** BEGIN GIVEN DATA **

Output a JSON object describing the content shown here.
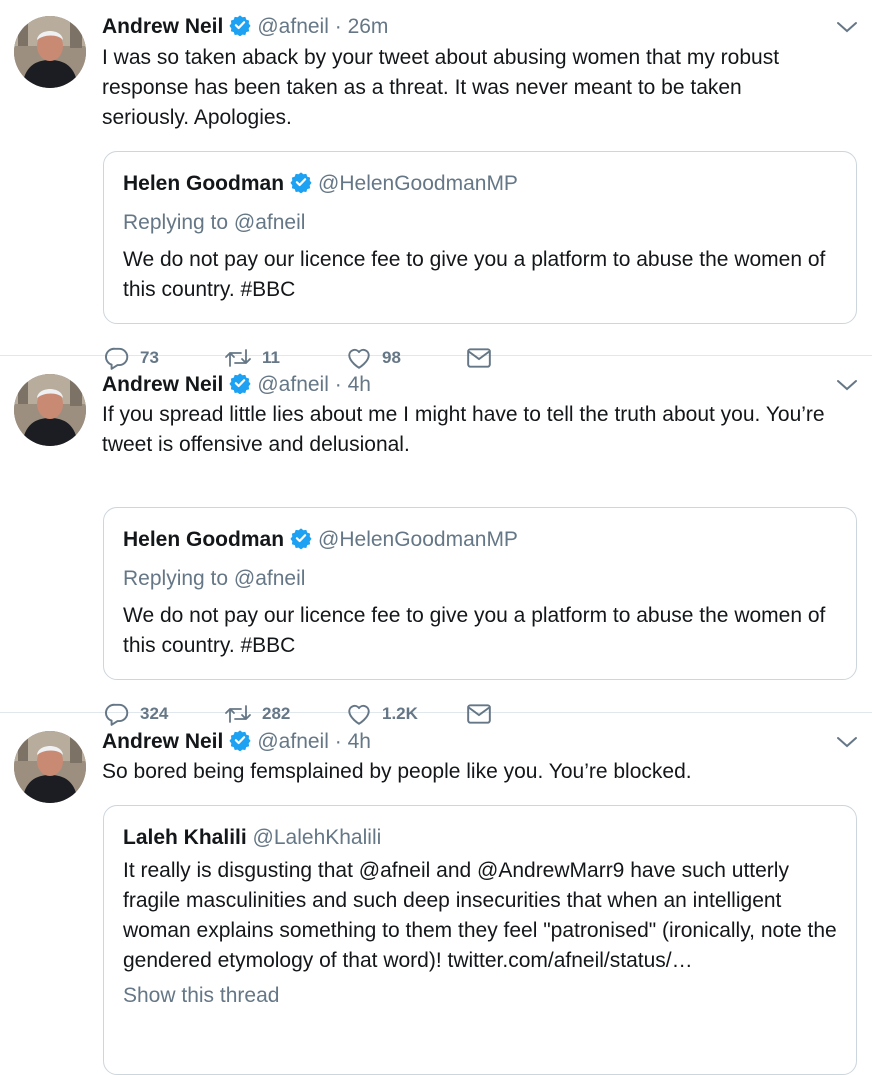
{
  "tweets": [
    {
      "name": "Andrew Neil",
      "handle": "@afneil",
      "dot": "·",
      "time": "26m",
      "text": "I was so taken aback by your tweet about abusing women that my robust response has been taken as a threat. It was never meant to be taken seriously. Apologies.",
      "quote": {
        "name": "Helen Goodman",
        "handle": "@HelenGoodmanMP",
        "replying": "Replying to @afneil",
        "text": "We do not pay our licence fee to give you a platform to abuse the women of this country. #BBC"
      },
      "actions": {
        "replies": "73",
        "retweets": "11",
        "likes": "98"
      }
    },
    {
      "name": "Andrew Neil",
      "handle": "@afneil",
      "dot": "·",
      "time": "4h",
      "text": "If you spread little lies about me I might have to tell the truth about you. You’re tweet is offensive and delusional.",
      "quote": {
        "name": "Helen Goodman",
        "handle": "@HelenGoodmanMP",
        "replying": "Replying to @afneil",
        "text": "We do not pay our licence fee to give you a platform to abuse the women of this country. #BBC"
      },
      "actions": {
        "replies": "324",
        "retweets": "282",
        "likes": "1.2K"
      }
    },
    {
      "name": "Andrew Neil",
      "handle": "@afneil",
      "dot": "·",
      "time": "4h",
      "text": "So bored being femsplained by people like you. You’re blocked.",
      "quote": {
        "name": "Laleh Khalili",
        "handle": "@LalehKhalili",
        "text": "It really is disgusting that @afneil and @AndrewMarr9 have such utterly fragile masculinities and such deep insecurities that when an intelligent woman explains something to them they feel \"patronised\" (ironically, note the gendered etymology of that word)! twitter.com/afneil/status/…",
        "show_thread": "Show this thread"
      }
    }
  ],
  "colors": {
    "verified": "#1da1f2",
    "muted": "#657786",
    "border": "#ccd6dd"
  },
  "icons": [
    "reply-icon",
    "retweet-icon",
    "like-icon",
    "direct-message-icon",
    "verified-badge-icon",
    "chevron-down-icon"
  ]
}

** END GIVEN DATA **

### EXERCISE PROMPT:
Output the entries above exactly, without their pictures.

### RESULT:
Output a JSON object describing the content shown here.
{
  "tweets": [
    {
      "name": "Andrew Neil",
      "handle": "@afneil",
      "dot": "·",
      "time": "26m",
      "text": "I was so taken aback by your tweet about abusing women that my robust response has been taken as a threat. It was never meant to be taken seriously. Apologies.",
      "quote": {
        "name": "Helen Goodman",
        "handle": "@HelenGoodmanMP",
        "replying": "Replying to @afneil",
        "text": "We do not pay our licence fee to give you a platform to abuse the women of this country. #BBC"
      },
      "actions": {
        "replies": "73",
        "retweets": "11",
        "likes": "98"
      }
    },
    {
      "name": "Andrew Neil",
      "handle": "@afneil",
      "dot": "·",
      "time": "4h",
      "text": "If you spread little lies about me I might have to tell the truth about you. You’re tweet is offensive and delusional.",
      "quote": {
        "name": "Helen Goodman",
        "handle": "@HelenGoodmanMP",
        "replying": "Replying to @afneil",
        "text": "We do not pay our licence fee to give you a platform to abuse the women of this country. #BBC"
      },
      "actions": {
        "replies": "324",
        "retweets": "282",
        "likes": "1.2K"
      }
    },
    {
      "name": "Andrew Neil",
      "handle": "@afneil",
      "dot": "·",
      "time": "4h",
      "text": "So bored being femsplained by people like you. You’re blocked.",
      "quote": {
        "name": "Laleh Khalili",
        "handle": "@LalehKhalili",
        "text": "It really is disgusting that @afneil and @AndrewMarr9 have such utterly fragile masculinities and such deep insecurities that when an intelligent woman explains something to them they feel \"patronised\" (ironically, note the gendered etymology of that word)! twitter.com/afneil/status/…",
        "show_thread": "Show this thread"
      }
    }
  ],
  "colors": {
    "verified": "#1da1f2",
    "muted": "#657786",
    "border": "#ccd6dd"
  },
  "icons": [
    "reply-icon",
    "retweet-icon",
    "like-icon",
    "direct-message-icon",
    "verified-badge-icon",
    "chevron-down-icon"
  ]
}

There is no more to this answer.